# PROBLEM TO SOLVE
Filter the entries below, keeping only lines with the word "value".

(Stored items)

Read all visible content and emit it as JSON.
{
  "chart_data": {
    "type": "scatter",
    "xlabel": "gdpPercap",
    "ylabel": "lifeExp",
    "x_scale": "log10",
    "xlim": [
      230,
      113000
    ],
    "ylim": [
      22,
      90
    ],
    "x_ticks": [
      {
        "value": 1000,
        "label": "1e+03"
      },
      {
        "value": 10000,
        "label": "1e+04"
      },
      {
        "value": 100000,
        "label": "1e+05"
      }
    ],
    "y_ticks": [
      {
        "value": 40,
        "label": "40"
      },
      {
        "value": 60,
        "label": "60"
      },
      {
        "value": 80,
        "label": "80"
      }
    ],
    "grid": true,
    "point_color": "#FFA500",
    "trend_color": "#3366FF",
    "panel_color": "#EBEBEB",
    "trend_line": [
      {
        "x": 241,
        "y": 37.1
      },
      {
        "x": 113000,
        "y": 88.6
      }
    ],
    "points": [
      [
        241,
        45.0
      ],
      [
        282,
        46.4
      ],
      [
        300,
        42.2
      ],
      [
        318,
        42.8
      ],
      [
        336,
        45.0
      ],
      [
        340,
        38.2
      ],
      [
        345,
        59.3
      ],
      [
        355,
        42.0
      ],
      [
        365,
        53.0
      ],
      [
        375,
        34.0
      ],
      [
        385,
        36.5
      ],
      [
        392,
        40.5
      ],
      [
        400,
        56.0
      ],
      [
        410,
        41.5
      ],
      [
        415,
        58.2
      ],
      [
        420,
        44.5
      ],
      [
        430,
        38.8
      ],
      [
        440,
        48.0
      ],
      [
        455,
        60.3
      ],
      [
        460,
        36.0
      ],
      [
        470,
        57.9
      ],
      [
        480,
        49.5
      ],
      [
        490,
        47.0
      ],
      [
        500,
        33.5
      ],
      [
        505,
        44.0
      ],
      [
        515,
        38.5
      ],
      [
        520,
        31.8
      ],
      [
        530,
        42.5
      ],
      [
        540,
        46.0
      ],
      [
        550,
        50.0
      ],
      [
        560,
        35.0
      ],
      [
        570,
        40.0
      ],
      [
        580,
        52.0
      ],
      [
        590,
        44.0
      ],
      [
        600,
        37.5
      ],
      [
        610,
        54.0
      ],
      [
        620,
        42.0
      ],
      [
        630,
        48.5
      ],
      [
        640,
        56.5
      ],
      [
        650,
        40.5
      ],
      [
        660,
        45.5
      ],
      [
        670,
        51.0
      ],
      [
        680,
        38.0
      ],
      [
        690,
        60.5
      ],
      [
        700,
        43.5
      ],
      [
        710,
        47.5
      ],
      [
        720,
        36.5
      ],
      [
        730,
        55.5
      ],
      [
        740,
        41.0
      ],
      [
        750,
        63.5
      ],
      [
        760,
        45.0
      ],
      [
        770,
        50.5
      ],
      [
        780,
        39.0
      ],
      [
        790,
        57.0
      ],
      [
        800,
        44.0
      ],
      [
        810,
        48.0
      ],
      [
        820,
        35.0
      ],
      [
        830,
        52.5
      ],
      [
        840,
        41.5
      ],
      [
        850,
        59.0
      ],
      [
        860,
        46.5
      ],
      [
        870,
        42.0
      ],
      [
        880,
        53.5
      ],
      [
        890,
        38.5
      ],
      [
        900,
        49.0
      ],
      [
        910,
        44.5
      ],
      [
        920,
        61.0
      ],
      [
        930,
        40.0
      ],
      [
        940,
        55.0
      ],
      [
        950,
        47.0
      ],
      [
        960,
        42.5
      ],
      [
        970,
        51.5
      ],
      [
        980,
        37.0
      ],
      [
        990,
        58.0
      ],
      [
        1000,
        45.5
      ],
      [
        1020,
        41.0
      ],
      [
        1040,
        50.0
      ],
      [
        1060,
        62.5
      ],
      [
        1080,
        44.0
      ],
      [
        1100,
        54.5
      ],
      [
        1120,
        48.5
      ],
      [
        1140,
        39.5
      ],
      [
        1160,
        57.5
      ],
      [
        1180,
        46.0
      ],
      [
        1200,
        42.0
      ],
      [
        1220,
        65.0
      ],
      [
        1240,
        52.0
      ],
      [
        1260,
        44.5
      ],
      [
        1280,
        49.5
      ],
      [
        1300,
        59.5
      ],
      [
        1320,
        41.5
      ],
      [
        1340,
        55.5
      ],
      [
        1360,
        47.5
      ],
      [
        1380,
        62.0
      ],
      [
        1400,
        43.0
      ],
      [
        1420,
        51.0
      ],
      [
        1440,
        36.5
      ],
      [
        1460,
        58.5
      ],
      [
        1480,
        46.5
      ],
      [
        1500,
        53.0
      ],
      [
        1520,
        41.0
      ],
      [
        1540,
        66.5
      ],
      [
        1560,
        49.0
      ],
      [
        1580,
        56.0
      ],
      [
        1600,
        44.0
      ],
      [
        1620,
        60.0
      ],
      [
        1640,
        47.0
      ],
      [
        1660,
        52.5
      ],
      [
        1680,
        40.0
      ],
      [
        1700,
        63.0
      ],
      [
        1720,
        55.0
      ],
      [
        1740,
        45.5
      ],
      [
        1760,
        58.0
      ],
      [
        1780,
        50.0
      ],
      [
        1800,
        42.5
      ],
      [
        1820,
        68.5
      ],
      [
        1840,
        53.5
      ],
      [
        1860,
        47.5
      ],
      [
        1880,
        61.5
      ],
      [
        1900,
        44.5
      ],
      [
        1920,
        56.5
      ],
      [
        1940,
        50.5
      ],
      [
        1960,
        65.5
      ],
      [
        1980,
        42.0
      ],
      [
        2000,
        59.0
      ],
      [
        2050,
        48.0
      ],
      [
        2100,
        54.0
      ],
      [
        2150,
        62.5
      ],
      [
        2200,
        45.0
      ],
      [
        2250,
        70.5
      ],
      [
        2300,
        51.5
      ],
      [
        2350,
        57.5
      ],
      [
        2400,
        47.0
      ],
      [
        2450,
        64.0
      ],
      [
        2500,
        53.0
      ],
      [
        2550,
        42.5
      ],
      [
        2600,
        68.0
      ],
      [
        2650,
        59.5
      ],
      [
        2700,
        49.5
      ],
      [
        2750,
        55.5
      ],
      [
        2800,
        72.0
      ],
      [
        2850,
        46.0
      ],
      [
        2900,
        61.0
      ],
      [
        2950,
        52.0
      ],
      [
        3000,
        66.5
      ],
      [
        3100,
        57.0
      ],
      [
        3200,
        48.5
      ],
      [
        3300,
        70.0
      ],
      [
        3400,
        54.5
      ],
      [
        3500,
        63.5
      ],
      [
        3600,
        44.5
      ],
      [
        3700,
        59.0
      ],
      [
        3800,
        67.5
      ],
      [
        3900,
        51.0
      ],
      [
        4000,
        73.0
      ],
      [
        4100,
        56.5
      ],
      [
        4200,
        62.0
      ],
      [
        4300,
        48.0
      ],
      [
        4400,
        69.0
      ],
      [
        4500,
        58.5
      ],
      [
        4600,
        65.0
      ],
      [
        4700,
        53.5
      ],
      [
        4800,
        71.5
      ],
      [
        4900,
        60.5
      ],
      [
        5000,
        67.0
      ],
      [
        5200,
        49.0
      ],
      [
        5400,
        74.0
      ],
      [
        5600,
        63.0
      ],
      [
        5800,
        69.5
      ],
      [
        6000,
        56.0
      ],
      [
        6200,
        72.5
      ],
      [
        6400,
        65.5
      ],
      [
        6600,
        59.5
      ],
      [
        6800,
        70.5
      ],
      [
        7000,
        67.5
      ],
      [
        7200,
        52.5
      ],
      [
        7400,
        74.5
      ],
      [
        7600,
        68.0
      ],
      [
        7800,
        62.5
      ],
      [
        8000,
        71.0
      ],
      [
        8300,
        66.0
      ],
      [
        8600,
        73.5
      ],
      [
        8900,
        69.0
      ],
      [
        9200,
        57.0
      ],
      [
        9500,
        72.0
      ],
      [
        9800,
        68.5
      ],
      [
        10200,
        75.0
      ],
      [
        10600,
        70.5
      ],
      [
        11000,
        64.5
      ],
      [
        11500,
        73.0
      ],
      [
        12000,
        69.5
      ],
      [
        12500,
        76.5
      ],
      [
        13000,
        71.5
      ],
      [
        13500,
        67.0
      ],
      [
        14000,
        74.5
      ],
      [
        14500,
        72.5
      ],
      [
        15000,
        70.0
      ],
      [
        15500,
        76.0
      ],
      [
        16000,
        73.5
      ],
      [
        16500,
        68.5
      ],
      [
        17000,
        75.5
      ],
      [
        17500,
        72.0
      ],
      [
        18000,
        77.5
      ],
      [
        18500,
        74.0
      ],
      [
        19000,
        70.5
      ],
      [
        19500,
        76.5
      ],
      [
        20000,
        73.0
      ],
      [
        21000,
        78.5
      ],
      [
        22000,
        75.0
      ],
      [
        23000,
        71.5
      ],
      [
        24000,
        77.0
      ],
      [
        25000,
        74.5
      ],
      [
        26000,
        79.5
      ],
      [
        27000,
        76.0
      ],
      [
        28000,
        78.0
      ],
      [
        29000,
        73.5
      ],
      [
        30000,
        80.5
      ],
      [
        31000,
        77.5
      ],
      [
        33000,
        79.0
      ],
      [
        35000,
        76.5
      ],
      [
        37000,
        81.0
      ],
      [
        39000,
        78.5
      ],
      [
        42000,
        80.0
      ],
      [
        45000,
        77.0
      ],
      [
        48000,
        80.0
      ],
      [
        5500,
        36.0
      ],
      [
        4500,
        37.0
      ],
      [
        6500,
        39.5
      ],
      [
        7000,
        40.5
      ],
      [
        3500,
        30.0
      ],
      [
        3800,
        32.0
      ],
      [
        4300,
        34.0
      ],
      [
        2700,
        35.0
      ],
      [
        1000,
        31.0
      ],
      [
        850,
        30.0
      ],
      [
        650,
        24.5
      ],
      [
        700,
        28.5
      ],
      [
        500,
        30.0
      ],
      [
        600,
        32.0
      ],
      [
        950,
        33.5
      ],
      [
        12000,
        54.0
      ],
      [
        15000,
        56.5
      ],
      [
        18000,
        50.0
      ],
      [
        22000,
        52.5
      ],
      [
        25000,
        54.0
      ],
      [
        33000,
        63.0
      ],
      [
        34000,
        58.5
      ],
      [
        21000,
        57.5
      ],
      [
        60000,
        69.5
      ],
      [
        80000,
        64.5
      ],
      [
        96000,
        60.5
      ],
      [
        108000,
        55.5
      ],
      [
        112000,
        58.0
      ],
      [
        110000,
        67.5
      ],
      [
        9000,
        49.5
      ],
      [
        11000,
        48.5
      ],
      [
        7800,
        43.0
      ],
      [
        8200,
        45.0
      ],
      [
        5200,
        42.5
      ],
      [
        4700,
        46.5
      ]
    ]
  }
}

# EXERCISE OUTPUT
        "value": 1000,
        "value": 10000,
        "value": 100000,
        "value": 40,
        "value": 60,
        "value": 80,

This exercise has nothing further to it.